■ EXERCISE REQUIREMENTS:
Rewrite the lines from the one containing "screen-mode-icon[interactable] [12, 265, 21, 270]" through the one containing "expand-toggle-icon[interactable]: ▸ [605, 158, 608, 164]", both included, as a Markdown table with a Number column for the row number and a Line column for the text of the line, and leave out any blank lines.

■ DATASET:
-- start --

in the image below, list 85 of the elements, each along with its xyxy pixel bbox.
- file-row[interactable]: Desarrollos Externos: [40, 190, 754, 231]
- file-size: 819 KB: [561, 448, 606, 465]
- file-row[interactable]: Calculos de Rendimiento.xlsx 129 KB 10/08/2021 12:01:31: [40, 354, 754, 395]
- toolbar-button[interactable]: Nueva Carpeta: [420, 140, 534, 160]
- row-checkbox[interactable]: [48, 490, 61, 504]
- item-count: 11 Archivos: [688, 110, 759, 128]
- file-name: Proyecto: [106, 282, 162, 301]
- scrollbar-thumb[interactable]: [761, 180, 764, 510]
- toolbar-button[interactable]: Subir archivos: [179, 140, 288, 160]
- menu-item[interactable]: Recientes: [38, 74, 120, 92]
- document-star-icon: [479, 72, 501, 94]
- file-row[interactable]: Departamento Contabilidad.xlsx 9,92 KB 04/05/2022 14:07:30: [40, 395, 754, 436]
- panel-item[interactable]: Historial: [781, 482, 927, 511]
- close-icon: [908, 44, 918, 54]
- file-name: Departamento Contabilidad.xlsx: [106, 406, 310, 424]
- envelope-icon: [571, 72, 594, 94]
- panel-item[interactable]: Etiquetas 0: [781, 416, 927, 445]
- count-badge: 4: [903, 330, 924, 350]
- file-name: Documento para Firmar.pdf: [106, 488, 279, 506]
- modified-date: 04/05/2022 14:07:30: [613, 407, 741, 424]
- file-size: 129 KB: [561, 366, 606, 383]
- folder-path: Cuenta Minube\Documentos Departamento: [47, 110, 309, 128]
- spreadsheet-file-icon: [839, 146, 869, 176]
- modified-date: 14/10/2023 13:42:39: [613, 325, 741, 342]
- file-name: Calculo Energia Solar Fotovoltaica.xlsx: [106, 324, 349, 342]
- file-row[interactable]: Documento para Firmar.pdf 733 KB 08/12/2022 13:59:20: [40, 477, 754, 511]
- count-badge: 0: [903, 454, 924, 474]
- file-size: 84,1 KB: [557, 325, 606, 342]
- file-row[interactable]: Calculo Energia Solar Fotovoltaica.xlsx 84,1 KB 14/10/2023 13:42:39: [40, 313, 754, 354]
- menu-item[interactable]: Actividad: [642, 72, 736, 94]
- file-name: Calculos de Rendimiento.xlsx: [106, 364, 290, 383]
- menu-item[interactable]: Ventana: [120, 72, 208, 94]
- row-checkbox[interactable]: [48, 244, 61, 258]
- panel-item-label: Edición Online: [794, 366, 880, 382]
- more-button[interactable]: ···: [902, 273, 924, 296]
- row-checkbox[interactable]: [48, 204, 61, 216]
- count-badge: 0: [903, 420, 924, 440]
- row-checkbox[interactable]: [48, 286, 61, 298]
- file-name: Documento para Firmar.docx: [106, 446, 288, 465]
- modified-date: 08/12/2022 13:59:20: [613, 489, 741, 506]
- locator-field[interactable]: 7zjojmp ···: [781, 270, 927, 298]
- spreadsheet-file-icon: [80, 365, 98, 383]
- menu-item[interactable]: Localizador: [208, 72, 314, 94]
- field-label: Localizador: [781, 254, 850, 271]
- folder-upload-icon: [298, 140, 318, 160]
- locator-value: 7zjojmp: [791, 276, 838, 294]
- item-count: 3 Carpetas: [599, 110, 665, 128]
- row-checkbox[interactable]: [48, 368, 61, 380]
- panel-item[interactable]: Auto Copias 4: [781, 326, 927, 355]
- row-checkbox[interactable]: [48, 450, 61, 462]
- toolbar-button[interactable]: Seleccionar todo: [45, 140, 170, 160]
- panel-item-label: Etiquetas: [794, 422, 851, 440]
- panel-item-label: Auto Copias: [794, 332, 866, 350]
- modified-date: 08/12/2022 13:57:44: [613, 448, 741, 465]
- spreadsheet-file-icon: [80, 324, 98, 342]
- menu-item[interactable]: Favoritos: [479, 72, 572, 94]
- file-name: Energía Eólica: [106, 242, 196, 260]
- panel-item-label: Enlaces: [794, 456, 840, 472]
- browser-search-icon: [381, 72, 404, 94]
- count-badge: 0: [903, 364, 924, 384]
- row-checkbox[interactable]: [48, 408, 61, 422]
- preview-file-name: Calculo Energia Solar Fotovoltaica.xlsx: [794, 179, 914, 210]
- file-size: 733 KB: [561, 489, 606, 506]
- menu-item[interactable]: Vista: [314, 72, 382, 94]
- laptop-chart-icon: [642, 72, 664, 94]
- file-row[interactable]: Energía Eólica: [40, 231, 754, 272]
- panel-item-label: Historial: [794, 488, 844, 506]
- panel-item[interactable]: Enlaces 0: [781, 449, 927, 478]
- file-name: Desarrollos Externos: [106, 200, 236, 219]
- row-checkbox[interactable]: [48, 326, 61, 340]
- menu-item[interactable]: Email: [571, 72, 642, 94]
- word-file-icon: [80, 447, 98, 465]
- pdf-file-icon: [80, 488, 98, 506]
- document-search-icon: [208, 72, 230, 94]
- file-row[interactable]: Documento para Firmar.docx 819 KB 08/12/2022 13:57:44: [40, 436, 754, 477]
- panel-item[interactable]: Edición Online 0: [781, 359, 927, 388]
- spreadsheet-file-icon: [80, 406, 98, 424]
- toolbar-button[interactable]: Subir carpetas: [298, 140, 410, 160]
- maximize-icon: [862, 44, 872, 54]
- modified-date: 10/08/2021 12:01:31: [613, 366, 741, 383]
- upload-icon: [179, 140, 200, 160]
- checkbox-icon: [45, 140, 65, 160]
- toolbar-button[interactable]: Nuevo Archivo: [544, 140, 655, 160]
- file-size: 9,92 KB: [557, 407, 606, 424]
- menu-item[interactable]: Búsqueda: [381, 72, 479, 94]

-- end --
-- start --

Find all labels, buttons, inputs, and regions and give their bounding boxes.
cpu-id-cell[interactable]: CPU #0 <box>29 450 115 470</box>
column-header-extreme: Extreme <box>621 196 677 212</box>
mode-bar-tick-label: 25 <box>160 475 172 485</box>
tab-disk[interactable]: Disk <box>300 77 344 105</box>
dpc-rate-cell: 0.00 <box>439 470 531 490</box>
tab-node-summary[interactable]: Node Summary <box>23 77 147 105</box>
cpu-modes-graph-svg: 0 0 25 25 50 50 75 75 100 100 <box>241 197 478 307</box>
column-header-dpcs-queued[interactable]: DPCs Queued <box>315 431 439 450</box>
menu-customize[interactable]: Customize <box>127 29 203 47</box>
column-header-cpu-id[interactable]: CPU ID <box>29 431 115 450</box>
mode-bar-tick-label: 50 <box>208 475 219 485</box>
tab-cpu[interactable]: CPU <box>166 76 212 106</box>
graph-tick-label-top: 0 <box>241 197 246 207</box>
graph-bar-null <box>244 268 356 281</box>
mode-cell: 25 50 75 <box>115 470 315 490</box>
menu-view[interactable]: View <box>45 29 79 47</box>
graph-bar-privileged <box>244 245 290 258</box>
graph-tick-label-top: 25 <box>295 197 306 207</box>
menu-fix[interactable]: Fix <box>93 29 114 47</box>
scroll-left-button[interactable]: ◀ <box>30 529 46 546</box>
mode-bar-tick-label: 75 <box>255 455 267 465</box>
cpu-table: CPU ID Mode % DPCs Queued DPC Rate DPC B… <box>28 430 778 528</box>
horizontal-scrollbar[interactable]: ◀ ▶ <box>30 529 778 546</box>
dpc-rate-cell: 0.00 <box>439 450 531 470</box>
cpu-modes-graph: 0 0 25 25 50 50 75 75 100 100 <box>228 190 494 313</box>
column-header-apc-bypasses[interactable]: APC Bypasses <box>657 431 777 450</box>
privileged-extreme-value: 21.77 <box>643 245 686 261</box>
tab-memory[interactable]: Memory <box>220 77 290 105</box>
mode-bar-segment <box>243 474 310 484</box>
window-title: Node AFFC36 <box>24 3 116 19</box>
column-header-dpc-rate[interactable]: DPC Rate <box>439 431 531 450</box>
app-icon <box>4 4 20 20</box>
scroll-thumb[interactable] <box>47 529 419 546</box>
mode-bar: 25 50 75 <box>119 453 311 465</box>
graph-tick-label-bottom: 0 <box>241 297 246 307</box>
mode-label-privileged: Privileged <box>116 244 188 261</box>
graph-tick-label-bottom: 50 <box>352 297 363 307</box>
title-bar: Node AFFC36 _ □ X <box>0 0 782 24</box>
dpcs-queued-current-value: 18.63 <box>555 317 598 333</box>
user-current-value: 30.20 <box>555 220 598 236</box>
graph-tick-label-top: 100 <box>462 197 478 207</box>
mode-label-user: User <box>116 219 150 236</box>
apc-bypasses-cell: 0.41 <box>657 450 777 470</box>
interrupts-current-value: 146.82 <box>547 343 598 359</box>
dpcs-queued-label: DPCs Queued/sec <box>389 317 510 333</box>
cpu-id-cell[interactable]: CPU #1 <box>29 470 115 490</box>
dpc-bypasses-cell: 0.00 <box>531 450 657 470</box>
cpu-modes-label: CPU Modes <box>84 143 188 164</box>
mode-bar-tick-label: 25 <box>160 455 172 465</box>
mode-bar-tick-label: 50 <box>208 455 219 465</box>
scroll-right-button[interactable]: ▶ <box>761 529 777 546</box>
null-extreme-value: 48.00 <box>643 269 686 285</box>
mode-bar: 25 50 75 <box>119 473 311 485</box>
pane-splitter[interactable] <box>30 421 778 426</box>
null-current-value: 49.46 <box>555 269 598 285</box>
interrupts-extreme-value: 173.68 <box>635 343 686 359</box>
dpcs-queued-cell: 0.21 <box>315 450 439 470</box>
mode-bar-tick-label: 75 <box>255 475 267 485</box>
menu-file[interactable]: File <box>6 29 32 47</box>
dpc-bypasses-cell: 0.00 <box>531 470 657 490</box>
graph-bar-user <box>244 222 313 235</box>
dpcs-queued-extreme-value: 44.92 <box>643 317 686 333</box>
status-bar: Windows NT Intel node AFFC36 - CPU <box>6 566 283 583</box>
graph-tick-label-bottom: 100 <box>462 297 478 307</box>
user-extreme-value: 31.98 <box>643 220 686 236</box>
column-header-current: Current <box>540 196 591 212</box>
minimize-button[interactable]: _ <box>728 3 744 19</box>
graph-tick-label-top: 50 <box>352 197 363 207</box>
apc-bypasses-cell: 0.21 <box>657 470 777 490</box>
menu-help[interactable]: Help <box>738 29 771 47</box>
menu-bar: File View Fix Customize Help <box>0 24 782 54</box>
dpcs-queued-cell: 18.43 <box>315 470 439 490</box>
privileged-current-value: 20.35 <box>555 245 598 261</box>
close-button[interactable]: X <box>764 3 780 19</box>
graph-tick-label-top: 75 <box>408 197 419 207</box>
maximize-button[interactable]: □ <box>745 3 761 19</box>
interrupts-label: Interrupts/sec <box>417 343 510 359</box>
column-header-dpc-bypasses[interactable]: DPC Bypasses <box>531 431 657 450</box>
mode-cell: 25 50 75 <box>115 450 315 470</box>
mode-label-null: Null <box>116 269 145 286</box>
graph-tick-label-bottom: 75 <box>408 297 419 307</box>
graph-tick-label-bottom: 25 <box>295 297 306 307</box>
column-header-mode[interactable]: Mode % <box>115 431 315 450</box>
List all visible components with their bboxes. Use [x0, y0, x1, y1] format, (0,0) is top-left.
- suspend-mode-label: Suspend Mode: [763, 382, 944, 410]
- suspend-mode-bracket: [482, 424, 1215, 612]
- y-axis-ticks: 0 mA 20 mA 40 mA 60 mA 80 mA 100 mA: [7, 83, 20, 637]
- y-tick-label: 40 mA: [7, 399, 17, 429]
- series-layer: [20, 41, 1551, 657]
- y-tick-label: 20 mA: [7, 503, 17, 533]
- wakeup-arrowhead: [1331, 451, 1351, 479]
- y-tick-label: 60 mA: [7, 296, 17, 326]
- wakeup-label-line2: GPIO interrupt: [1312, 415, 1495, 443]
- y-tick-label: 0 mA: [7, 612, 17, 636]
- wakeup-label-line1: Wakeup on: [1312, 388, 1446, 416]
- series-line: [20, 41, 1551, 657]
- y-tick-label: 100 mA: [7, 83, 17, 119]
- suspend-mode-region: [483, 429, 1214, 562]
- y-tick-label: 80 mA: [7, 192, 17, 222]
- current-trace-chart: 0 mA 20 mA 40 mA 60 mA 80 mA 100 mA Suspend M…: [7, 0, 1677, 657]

-- end --
-- start --

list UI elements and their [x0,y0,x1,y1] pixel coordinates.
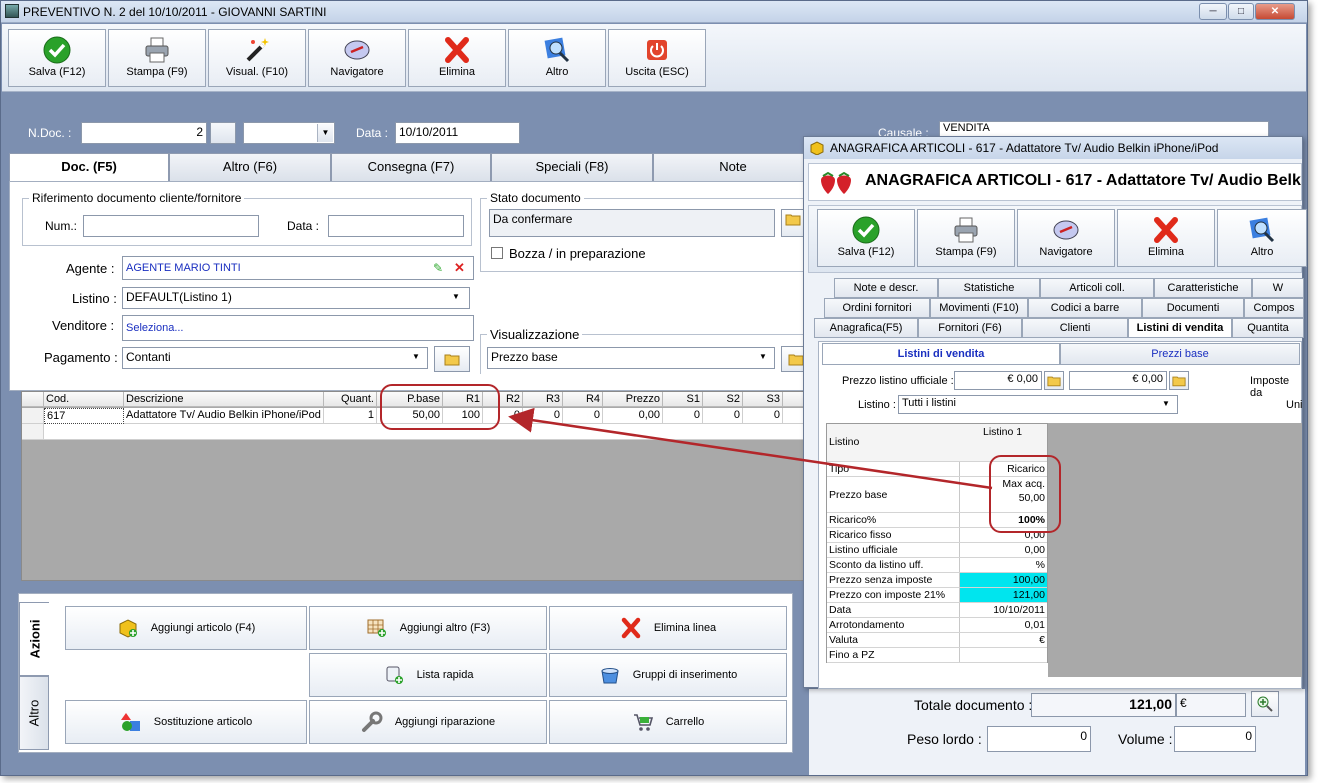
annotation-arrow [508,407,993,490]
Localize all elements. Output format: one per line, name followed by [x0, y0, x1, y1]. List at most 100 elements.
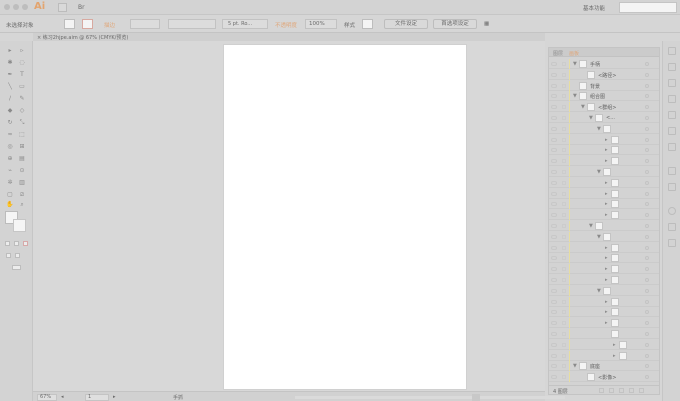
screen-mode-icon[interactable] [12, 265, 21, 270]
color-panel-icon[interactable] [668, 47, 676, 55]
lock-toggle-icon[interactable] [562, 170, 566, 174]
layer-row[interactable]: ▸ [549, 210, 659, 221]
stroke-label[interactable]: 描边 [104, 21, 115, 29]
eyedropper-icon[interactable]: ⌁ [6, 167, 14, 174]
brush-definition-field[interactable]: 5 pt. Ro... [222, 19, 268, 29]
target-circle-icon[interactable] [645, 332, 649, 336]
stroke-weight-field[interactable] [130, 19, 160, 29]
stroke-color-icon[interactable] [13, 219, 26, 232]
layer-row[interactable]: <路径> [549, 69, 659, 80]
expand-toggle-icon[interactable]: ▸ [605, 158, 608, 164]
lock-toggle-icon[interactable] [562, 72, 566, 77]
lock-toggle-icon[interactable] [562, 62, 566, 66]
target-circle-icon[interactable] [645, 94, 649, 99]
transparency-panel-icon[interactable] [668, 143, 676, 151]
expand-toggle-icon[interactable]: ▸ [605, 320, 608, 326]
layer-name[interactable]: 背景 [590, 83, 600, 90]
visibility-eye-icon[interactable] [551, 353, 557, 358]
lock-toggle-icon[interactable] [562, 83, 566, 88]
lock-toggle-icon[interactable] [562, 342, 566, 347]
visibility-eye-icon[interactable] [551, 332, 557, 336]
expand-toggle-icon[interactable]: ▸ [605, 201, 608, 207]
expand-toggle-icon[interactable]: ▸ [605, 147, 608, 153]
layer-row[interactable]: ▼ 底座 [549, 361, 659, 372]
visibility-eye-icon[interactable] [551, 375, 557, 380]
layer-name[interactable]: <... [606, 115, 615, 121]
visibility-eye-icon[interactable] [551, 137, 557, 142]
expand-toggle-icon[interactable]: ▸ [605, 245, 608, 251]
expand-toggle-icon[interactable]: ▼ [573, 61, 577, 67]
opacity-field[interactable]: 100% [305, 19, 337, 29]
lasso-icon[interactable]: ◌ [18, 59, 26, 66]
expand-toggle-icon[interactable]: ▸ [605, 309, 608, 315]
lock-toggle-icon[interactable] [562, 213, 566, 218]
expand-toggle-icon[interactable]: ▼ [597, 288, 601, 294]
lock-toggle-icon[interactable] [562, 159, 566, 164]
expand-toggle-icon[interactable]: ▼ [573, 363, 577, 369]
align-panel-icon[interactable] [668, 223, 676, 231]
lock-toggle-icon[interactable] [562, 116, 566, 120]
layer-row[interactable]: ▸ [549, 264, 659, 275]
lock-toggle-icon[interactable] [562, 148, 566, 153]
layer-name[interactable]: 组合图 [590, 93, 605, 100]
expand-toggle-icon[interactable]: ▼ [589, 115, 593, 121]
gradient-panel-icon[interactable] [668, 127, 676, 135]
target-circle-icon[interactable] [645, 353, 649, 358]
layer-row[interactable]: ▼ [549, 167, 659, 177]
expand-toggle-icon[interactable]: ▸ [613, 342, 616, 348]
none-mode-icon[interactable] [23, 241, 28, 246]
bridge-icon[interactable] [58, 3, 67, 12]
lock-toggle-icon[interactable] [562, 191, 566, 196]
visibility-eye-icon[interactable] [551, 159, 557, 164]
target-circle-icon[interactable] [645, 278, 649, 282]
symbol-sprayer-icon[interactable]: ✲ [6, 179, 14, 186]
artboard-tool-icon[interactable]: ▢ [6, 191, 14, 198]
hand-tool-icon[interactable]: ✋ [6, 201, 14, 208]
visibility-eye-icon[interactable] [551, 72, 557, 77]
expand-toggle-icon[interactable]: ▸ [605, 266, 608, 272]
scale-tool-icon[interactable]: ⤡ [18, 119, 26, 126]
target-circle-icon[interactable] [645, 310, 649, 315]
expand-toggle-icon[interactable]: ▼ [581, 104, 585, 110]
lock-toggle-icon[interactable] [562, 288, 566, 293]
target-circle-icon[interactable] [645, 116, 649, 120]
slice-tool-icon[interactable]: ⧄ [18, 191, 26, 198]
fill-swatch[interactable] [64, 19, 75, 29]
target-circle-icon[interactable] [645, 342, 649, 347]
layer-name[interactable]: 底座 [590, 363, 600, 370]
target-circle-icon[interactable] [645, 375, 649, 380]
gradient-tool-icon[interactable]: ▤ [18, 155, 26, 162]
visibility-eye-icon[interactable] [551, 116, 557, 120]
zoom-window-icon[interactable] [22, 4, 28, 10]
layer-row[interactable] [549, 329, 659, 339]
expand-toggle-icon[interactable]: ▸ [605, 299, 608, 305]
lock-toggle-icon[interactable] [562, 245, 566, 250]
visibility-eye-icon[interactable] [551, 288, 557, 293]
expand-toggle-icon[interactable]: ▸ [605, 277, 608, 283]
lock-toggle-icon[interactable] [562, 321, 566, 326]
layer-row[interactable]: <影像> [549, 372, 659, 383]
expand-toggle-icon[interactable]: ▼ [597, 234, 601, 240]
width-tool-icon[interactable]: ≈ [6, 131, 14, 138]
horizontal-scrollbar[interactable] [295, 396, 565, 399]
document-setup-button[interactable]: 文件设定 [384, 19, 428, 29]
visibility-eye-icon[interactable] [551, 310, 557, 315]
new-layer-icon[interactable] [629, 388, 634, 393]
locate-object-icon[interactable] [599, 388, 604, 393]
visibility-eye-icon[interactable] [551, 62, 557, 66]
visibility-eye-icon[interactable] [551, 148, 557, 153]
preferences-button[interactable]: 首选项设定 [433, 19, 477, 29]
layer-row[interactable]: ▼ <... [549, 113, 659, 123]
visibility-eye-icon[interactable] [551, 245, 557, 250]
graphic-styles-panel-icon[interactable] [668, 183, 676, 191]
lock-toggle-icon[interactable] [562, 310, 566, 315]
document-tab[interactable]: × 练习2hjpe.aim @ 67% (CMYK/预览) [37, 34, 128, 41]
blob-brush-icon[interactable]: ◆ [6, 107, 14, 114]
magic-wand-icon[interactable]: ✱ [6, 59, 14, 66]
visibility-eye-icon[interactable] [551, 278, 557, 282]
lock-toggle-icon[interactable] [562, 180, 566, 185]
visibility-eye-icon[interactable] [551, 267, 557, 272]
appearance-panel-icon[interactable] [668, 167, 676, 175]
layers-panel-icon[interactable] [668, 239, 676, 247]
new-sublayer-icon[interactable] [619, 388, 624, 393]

-- end --

■ ANSWER FOR THIS EXERCISE:
| Number | Line |
|---|---|
| 1 | screen-mode-icon[interactable] [12, 265, 21, 270] |
| 2 | color-panel-icon[interactable] [668, 47, 676, 55] |
| 3 | lock-toggle-icon[interactable] [562, 170, 566, 174] |
| 4 | layer-row[interactable]: ▸ [549, 210, 659, 221] |
| 5 | stroke-label[interactable]: 描边 [104, 21, 115, 29] |
| 6 | eyedropper-icon[interactable]: ⌁ [6, 167, 14, 174] |
| 7 | brush-definition-field[interactable]: 5 pt. Ro... [222, 19, 268, 29] |
| 8 | target-circle-icon[interactable] [645, 332, 649, 336] |
| 9 | stroke-weight-field[interactable] [130, 19, 160, 29] |
| 10 | stroke-color-icon[interactable] [13, 219, 26, 232] |
| 11 | layer-row[interactable]: <路径> [549, 69, 659, 80] |
| 12 | expand-toggle-icon[interactable]: ▸ [605, 158, 608, 164] |